## [TASK TO CARRY OUT]
Write out the entries verbatim and leave the images out of the copy.

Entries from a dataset
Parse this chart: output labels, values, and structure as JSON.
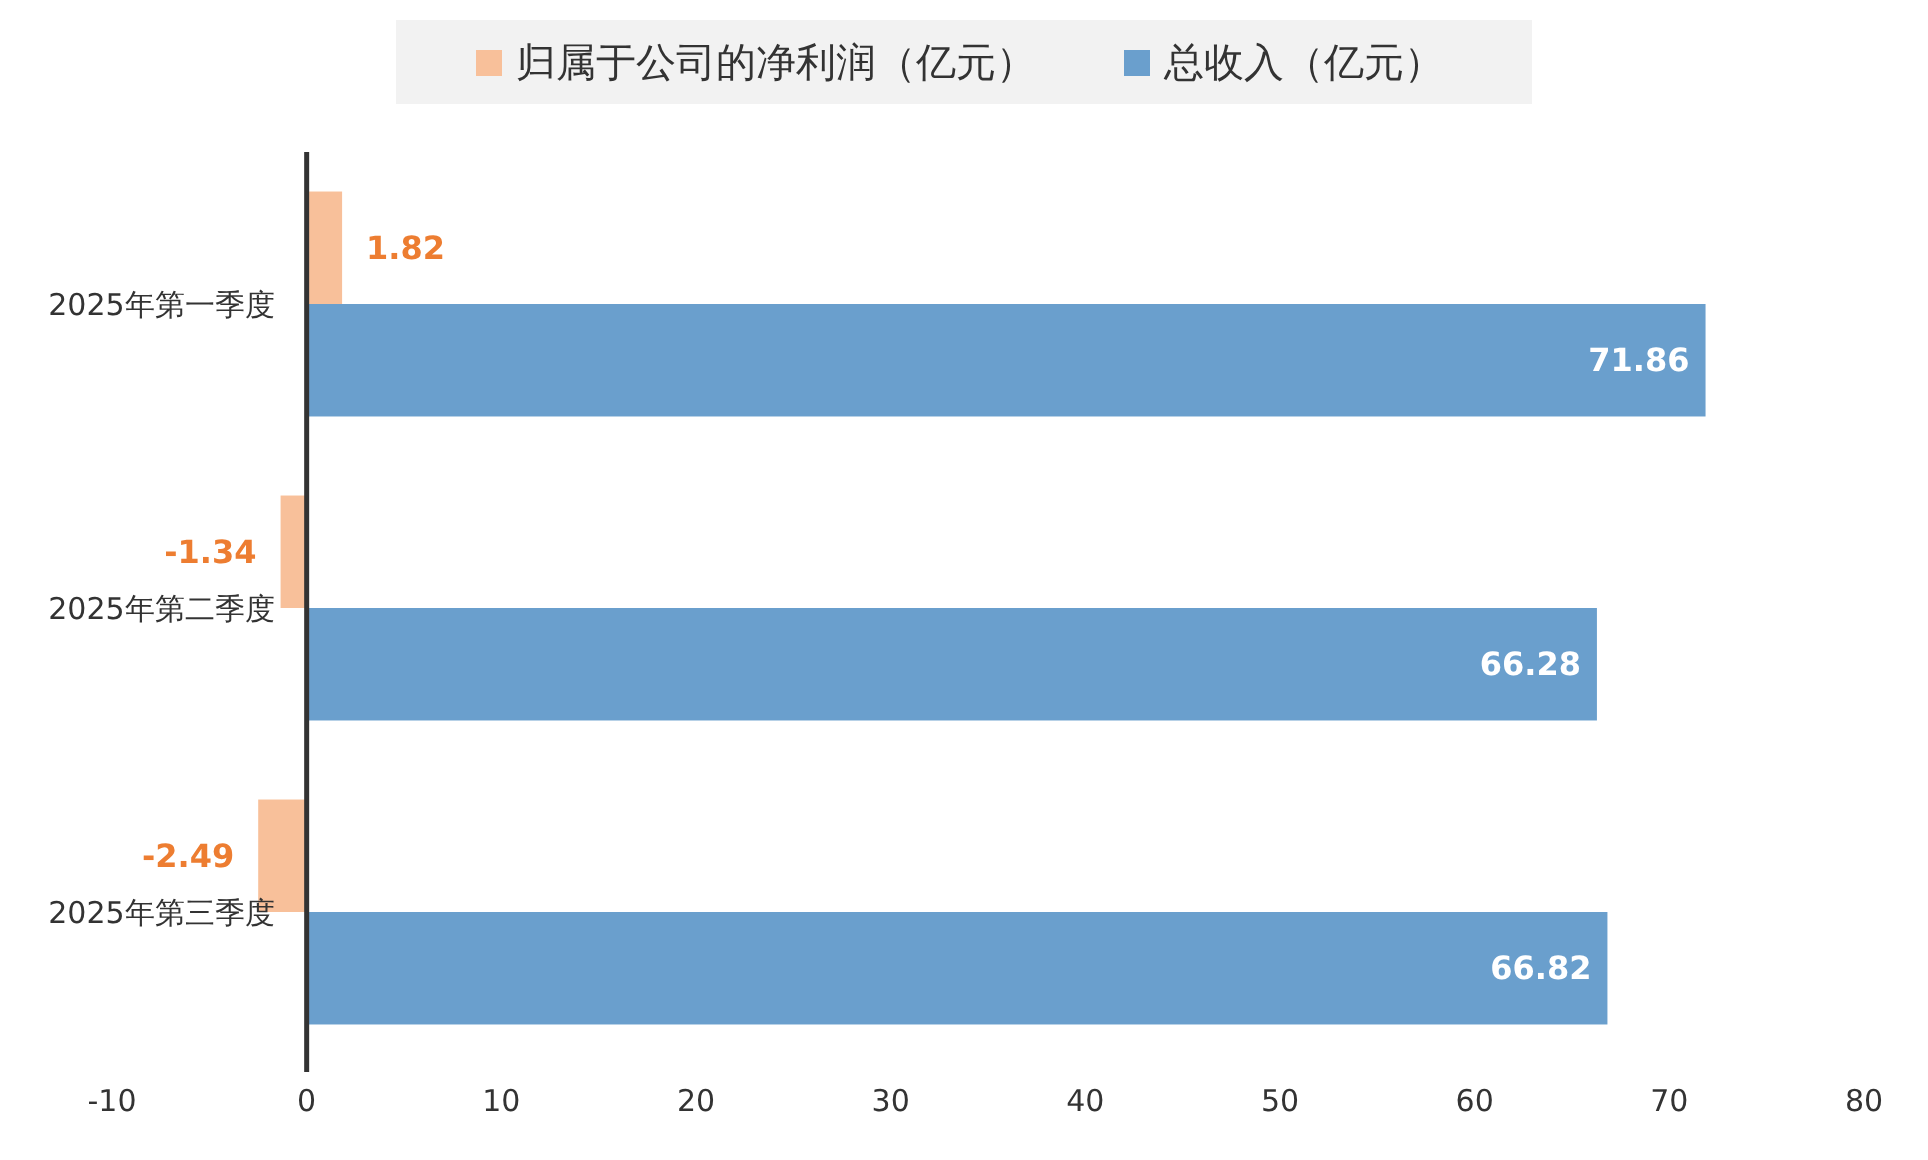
{
  "chart_data": {
    "type": "bar",
    "orientation": "horizontal",
    "categories": [
      "2025年第一季度",
      "2025年第二季度",
      "2025年第三季度"
    ],
    "series": [
      {
        "name": "归属于公司的净利润（亿元）",
        "color": "#f8c09a",
        "values": [
          1.82,
          -1.34,
          -2.49
        ]
      },
      {
        "name": "总收入（亿元）",
        "color": "#6a9fcd",
        "values": [
          71.86,
          66.28,
          66.82
        ]
      }
    ],
    "xlim": [
      -10,
      80
    ],
    "xticks": [
      -10,
      0,
      10,
      20,
      30,
      40,
      50,
      60,
      70,
      80
    ],
    "data_labels": true,
    "grid": false,
    "legend": "top"
  }
}
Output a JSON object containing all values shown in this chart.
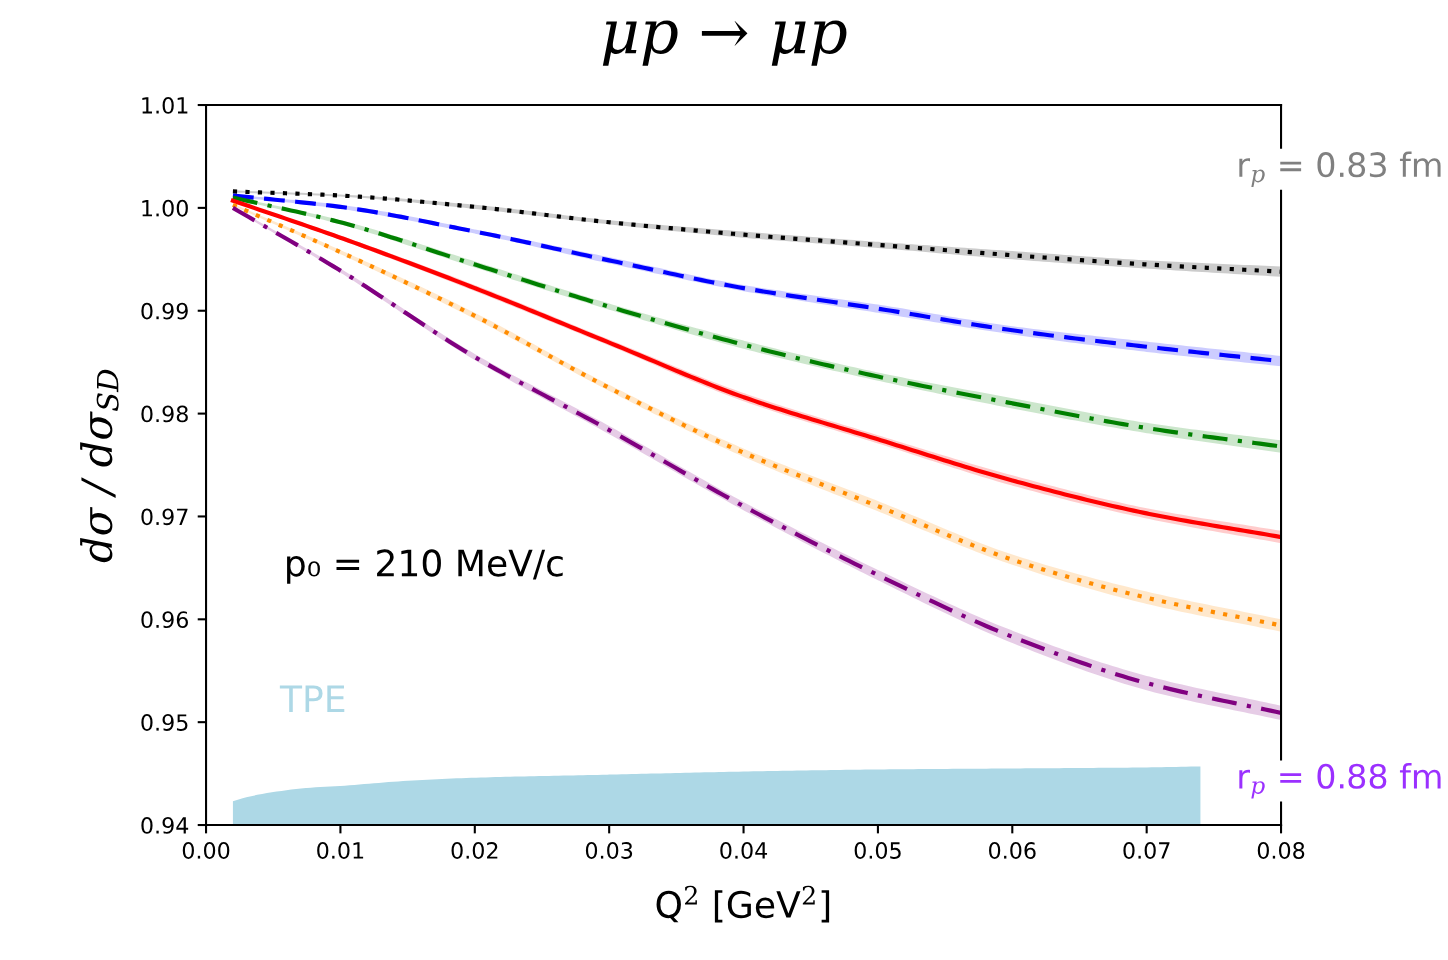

## [EXPECTED OUTPUT]
Parse this chart: output labels, values, and structure as JSON.
{
  "chart_data": {
    "type": "bar",
    "orientation": "horizontal",
    "categories": [
      "2025年第一季度",
      "2025年第二季度",
      "2025年第三季度"
    ],
    "series": [
      {
        "name": "归属于公司的净利润（亿元）",
        "color": "#f8c09a",
        "values": [
          1.82,
          -1.34,
          -2.49
        ]
      },
      {
        "name": "总收入（亿元）",
        "color": "#6a9fcd",
        "values": [
          71.86,
          66.28,
          66.82
        ]
      }
    ],
    "xlim": [
      -10,
      80
    ],
    "xticks": [
      -10,
      0,
      10,
      20,
      30,
      40,
      50,
      60,
      70,
      80
    ],
    "data_labels": true,
    "grid": false,
    "legend": "top"
  }
}
Output a JSON object containing all values shown in this chart.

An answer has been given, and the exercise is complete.